-- start Material provided --

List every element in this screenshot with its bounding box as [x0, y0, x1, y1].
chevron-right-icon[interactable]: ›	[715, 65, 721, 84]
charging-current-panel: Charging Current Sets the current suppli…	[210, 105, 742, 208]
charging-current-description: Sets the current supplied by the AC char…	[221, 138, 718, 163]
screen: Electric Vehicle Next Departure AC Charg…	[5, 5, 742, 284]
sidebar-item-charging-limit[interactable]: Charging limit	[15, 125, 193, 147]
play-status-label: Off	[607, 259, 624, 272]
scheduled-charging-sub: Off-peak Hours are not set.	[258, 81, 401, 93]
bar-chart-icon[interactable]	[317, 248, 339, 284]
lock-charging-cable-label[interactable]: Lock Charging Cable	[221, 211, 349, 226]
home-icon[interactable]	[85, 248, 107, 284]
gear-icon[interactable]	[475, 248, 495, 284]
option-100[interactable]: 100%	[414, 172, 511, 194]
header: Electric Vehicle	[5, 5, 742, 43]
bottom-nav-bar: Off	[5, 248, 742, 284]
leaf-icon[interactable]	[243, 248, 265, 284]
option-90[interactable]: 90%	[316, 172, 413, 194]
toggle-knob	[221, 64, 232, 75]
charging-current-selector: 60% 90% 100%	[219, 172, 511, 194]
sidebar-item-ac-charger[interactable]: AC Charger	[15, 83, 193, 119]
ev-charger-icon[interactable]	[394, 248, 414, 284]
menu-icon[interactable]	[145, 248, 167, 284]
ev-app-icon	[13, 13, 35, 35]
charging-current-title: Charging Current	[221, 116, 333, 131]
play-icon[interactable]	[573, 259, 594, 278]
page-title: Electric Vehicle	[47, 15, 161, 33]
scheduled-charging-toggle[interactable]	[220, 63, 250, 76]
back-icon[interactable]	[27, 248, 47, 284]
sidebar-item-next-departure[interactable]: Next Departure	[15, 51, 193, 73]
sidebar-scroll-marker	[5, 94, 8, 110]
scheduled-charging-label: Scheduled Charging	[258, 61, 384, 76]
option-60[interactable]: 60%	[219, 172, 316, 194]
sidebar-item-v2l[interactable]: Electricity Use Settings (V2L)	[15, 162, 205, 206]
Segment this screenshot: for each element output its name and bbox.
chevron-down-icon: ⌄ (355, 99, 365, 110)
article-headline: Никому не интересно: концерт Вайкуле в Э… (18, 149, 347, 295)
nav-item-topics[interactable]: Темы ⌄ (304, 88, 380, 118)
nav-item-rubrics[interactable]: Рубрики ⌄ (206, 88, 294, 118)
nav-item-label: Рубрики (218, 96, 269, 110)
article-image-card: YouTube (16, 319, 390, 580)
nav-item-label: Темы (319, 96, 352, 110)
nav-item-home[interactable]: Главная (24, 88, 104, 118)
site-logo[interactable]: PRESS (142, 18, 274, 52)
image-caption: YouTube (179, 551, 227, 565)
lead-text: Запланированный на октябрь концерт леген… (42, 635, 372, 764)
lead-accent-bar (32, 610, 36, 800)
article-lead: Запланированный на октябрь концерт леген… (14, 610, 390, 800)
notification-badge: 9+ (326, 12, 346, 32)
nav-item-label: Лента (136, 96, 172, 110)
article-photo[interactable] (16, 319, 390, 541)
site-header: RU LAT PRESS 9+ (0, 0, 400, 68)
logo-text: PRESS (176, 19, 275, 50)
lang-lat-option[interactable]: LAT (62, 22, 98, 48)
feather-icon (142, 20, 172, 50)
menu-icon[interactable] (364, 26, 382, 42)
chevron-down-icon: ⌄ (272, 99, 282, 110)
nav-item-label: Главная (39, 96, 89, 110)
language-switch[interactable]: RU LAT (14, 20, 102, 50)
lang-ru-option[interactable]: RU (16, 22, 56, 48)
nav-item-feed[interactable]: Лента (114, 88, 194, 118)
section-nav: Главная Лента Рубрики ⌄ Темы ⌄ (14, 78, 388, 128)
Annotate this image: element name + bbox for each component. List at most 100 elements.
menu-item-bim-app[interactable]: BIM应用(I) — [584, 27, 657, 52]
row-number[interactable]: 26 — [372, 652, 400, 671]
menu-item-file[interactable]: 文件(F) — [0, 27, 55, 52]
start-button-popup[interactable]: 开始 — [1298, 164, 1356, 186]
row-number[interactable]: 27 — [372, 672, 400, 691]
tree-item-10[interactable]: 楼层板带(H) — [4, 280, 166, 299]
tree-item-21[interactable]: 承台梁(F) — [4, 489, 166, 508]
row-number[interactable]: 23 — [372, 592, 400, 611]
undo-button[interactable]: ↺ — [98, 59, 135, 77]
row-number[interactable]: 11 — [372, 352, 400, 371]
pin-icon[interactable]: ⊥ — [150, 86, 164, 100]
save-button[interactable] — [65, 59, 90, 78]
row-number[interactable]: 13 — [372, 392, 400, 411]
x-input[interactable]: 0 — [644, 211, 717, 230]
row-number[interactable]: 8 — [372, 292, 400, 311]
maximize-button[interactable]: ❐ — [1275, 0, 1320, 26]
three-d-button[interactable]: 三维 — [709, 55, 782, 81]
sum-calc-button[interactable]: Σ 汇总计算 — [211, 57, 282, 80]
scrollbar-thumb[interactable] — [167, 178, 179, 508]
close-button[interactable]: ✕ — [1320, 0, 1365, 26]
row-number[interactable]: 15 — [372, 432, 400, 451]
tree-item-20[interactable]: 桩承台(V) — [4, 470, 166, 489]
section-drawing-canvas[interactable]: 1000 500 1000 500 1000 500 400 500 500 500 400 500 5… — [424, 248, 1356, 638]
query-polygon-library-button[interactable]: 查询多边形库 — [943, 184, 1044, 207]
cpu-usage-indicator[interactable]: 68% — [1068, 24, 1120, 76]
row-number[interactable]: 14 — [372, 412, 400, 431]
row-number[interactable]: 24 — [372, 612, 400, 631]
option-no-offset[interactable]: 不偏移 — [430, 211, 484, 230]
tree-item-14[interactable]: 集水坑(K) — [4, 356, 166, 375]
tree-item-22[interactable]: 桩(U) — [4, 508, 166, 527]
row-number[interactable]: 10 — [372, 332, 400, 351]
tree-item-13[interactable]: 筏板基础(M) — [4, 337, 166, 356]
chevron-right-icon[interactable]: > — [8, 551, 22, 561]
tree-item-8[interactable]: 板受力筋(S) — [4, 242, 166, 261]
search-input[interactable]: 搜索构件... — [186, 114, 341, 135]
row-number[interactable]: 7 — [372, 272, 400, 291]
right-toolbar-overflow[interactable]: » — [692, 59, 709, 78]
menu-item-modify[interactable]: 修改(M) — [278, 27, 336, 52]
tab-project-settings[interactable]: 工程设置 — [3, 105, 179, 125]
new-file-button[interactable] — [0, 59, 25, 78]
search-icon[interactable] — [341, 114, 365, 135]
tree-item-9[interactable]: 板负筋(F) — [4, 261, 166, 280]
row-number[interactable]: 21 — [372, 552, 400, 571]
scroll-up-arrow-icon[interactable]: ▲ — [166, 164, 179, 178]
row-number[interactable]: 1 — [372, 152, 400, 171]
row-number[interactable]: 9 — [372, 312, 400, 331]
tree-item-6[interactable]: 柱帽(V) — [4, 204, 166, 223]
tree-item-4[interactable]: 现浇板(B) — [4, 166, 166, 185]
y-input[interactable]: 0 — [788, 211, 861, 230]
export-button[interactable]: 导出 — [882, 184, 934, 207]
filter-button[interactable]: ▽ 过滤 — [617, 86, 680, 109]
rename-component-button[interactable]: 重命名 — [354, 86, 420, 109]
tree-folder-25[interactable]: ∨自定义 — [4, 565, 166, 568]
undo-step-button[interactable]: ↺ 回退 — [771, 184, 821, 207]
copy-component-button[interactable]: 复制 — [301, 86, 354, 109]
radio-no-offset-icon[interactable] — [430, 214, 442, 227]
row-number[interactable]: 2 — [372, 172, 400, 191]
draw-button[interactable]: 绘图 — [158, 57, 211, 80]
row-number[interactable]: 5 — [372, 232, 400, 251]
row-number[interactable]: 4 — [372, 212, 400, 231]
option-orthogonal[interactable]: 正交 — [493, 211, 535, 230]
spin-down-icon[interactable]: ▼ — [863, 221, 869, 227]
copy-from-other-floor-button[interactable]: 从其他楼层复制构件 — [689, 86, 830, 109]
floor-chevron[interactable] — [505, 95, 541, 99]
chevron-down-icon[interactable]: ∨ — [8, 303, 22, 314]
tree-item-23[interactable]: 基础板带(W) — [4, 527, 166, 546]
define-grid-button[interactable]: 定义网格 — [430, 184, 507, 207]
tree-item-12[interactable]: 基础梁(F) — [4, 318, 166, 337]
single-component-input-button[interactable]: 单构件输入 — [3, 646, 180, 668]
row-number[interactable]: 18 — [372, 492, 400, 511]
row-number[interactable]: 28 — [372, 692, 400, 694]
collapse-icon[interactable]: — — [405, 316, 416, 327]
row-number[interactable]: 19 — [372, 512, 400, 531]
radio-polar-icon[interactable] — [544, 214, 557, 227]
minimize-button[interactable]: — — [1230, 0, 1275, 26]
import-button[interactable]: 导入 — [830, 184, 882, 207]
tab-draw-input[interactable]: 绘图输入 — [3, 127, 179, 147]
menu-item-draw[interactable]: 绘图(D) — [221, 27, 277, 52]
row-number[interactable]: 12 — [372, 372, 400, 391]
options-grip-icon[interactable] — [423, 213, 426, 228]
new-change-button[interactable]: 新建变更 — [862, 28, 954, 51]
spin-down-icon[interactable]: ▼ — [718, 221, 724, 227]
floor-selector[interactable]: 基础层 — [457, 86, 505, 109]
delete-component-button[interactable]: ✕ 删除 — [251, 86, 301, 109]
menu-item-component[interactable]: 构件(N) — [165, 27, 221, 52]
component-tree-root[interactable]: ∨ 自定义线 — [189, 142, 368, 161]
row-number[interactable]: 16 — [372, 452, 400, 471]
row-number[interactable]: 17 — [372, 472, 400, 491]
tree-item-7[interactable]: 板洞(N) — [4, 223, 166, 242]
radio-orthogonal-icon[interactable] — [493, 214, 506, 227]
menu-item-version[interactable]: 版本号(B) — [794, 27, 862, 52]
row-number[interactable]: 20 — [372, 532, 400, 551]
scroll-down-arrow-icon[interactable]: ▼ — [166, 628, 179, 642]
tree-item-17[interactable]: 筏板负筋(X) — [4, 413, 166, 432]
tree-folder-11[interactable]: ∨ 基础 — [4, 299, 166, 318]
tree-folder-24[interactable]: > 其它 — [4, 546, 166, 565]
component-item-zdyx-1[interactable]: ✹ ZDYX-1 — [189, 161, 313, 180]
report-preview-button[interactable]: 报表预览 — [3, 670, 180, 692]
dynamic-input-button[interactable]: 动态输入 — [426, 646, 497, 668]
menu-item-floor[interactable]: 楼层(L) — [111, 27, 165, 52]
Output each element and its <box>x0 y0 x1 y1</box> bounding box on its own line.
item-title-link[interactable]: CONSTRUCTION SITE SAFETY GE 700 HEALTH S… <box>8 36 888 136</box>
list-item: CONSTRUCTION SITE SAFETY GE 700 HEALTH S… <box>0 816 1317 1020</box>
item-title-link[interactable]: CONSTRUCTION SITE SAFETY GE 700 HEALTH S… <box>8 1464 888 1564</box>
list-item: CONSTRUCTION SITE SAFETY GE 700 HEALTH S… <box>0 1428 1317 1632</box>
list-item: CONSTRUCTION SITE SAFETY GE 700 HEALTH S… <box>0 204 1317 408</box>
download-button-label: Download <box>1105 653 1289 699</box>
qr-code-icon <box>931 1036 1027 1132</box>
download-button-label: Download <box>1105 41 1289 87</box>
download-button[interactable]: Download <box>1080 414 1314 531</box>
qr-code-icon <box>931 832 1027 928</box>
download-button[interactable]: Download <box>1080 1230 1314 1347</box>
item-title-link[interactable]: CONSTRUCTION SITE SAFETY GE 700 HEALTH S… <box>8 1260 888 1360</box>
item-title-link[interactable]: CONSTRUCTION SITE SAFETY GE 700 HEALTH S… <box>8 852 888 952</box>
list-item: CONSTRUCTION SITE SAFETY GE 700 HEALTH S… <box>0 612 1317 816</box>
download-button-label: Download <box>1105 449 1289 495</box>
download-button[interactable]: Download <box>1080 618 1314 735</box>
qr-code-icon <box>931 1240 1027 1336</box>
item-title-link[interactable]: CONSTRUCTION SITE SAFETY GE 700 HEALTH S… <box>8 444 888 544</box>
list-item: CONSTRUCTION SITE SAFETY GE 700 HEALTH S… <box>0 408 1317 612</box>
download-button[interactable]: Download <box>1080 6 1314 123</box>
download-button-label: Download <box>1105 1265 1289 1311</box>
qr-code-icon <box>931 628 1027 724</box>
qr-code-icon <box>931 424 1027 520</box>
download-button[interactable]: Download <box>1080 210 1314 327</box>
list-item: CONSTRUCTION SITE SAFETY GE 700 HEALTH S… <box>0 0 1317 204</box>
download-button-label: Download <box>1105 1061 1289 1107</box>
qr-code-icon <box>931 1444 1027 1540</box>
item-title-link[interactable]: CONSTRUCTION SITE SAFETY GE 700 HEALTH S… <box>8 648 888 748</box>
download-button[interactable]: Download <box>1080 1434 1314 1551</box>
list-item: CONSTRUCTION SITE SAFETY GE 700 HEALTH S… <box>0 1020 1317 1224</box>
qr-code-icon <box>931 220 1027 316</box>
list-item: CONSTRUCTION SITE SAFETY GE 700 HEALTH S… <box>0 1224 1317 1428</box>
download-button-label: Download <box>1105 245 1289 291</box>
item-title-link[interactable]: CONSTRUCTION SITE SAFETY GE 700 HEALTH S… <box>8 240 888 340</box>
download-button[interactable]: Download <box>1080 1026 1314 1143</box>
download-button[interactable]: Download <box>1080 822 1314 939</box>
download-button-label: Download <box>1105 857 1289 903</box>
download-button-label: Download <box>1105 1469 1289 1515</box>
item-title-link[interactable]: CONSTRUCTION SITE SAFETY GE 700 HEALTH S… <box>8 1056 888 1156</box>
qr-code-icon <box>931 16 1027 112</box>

-- end Material provided --

* Requirements
Edit everything from the start of the records down to the line containing "lock-charging-cable-label[interactable]: Lock Charging", replacing "bounding box" with "bounding rectangle" and leaving all else unchanged. Give only those lines.

* Answer for this exercise
List every element in this screenshot with its bounding rectangle as [x0, y0, x1, y1].
chevron-right-icon[interactable]: ›	[715, 65, 721, 84]
charging-current-panel: Charging Current Sets the current suppli…	[210, 105, 742, 208]
charging-current-description: Sets the current supplied by the AC char…	[221, 138, 718, 163]
screen: Electric Vehicle Next Departure AC Charg…	[5, 5, 742, 284]
sidebar-item-charging-limit[interactable]: Charging limit	[15, 125, 193, 147]
play-status-label: Off	[607, 259, 624, 272]
scheduled-charging-sub: Off-peak Hours are not set.	[258, 81, 401, 93]
bar-chart-icon[interactable]	[317, 248, 339, 284]
lock-charging-cable-label[interactable]: Lock Charging Cable	[221, 211, 349, 226]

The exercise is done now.